** Start **

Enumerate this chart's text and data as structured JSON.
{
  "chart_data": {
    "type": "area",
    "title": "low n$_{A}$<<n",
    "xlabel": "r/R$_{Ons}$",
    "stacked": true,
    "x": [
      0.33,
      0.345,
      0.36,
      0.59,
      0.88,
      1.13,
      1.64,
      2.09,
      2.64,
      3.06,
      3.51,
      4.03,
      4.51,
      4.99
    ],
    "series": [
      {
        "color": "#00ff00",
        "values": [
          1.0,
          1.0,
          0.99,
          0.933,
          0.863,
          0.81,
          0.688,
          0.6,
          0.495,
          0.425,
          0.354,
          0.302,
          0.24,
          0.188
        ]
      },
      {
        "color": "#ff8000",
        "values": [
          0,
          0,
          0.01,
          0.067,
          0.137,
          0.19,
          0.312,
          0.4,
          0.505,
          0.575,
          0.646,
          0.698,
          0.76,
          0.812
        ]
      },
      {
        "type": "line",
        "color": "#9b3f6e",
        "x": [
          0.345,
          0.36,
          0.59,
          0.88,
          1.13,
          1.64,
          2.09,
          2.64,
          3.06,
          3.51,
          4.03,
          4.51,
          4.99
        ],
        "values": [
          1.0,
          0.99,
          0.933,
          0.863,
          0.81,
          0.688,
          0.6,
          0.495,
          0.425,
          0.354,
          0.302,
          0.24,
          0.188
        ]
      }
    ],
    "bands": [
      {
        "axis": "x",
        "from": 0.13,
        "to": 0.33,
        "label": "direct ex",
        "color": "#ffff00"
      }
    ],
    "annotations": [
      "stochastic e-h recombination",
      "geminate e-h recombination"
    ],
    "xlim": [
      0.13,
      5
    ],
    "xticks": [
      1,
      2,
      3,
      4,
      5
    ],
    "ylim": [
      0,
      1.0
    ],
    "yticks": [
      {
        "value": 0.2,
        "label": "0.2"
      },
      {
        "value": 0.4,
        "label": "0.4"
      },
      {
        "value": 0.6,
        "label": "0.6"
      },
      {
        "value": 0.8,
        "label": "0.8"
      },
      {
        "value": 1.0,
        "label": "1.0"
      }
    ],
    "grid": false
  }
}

** End **

WHAT YOU HAVE TO DO: Go over the records above and tally each line that includes "recombination". Give the total by itself.

ANSWER TO THE PROBLEM: 2